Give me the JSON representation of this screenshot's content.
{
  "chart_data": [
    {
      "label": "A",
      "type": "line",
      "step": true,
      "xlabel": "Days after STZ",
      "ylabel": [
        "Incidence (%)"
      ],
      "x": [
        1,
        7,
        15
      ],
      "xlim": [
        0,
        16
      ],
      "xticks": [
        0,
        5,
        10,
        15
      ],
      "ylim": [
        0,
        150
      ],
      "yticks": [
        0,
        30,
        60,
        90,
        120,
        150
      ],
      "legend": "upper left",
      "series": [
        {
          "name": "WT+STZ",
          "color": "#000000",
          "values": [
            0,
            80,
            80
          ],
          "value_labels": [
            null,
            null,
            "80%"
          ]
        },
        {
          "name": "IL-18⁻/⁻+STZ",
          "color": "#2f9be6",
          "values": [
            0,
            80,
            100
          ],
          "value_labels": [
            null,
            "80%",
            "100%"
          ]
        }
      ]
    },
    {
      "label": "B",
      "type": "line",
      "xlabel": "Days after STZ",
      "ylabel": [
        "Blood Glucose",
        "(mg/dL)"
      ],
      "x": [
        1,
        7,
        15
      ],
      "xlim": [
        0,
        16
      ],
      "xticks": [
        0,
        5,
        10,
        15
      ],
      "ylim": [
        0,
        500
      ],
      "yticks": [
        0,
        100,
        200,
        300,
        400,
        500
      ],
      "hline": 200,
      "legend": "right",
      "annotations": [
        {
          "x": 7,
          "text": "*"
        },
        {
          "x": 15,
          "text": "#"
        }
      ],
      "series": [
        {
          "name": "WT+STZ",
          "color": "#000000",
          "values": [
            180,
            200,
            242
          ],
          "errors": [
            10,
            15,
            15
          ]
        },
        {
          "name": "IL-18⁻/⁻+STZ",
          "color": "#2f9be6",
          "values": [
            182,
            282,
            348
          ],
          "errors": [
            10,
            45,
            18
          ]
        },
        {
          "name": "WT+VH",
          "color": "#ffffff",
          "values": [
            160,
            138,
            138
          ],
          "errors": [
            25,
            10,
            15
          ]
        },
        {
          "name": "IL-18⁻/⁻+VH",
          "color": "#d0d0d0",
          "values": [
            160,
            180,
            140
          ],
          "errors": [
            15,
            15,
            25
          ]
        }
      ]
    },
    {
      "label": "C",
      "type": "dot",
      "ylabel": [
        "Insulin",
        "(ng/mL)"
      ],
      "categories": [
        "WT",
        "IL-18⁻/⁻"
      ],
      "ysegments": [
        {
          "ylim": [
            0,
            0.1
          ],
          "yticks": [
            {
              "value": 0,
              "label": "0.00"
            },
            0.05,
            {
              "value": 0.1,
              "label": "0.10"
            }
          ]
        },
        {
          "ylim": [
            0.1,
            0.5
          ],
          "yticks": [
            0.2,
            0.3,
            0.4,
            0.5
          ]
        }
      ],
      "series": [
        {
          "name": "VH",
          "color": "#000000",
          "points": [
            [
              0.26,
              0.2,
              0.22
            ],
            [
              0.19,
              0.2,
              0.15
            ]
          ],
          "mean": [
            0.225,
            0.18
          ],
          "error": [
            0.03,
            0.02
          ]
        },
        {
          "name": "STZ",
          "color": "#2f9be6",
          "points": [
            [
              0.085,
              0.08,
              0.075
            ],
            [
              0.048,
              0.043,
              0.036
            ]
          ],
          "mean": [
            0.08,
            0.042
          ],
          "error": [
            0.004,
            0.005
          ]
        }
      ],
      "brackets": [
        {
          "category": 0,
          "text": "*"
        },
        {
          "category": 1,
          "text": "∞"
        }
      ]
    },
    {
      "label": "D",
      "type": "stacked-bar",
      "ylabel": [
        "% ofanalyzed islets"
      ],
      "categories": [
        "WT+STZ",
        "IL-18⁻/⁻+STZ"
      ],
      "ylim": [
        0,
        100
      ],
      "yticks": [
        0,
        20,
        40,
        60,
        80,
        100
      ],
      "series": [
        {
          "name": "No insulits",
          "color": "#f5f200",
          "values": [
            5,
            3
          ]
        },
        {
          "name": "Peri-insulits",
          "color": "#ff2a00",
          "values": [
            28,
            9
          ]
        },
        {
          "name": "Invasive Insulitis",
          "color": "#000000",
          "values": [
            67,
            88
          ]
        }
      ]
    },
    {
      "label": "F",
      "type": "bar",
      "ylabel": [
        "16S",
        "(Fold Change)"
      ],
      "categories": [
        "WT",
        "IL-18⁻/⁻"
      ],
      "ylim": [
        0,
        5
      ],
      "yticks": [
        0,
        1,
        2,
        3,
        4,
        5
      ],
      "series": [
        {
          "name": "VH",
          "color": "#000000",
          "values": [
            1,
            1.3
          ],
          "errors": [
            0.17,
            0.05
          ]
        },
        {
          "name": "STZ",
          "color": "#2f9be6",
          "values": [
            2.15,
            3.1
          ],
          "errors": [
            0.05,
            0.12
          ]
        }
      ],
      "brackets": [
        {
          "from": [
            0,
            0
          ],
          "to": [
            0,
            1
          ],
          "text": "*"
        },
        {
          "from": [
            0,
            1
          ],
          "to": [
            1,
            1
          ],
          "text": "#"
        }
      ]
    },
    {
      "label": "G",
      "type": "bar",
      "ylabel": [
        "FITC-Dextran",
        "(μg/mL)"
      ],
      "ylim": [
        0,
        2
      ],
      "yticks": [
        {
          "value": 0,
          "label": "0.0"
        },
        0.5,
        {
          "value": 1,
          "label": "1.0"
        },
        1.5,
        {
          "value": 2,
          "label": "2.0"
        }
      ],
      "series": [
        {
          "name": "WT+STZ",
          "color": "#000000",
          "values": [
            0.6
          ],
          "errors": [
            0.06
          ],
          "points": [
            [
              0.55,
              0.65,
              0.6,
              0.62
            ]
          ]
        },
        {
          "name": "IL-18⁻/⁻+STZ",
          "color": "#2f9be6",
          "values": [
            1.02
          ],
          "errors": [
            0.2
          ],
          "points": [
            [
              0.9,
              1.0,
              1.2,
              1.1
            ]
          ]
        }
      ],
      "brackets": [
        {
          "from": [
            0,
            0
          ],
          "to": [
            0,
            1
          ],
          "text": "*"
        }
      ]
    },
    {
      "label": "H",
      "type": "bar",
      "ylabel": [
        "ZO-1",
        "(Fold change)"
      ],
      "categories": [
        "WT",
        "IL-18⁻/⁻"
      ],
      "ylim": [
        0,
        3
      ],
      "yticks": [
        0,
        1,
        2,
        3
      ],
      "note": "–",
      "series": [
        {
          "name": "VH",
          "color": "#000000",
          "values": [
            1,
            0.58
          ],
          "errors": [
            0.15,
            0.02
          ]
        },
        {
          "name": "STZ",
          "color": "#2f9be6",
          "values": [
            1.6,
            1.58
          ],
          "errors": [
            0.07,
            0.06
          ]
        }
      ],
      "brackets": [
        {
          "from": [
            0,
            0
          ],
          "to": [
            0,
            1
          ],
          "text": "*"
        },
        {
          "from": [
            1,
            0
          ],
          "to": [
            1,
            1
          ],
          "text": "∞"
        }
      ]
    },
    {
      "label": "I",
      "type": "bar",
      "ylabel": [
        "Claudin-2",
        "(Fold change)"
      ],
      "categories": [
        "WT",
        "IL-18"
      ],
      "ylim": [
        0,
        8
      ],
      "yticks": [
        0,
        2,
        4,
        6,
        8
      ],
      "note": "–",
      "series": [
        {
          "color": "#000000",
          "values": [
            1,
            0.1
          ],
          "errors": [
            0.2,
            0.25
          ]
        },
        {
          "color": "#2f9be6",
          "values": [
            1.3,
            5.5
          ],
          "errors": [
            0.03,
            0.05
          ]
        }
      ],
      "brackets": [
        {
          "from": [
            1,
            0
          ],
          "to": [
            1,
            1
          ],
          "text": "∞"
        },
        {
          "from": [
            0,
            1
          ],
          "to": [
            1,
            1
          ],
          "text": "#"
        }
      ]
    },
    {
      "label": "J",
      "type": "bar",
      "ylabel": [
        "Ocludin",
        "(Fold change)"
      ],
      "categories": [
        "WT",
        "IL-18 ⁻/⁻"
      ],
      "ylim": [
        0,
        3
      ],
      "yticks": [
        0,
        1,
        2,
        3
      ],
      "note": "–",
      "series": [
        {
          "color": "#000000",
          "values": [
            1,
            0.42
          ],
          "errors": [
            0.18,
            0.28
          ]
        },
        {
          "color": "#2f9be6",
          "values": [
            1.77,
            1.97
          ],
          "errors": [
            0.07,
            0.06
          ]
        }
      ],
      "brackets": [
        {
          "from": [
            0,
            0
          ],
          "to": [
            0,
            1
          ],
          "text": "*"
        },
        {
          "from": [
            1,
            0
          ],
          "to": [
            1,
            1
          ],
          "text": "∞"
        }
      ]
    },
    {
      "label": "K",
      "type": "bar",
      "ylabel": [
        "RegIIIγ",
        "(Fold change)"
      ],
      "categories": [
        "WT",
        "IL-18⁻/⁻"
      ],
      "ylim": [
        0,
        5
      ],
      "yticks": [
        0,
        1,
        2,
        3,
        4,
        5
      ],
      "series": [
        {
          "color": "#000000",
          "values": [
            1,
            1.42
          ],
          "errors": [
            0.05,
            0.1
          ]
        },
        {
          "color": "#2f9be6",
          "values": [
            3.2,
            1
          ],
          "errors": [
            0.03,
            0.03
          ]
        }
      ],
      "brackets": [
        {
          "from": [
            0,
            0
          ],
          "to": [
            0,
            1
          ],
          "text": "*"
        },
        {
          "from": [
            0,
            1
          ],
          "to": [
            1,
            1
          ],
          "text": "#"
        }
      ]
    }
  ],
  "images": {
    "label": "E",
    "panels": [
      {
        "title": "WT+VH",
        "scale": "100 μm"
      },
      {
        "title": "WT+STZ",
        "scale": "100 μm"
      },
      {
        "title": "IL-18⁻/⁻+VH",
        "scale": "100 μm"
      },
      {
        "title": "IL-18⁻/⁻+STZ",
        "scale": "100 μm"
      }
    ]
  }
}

Exercise requirements: Of the lines in this data, how many contain "title"? Reply with only the number.

Written answer: 4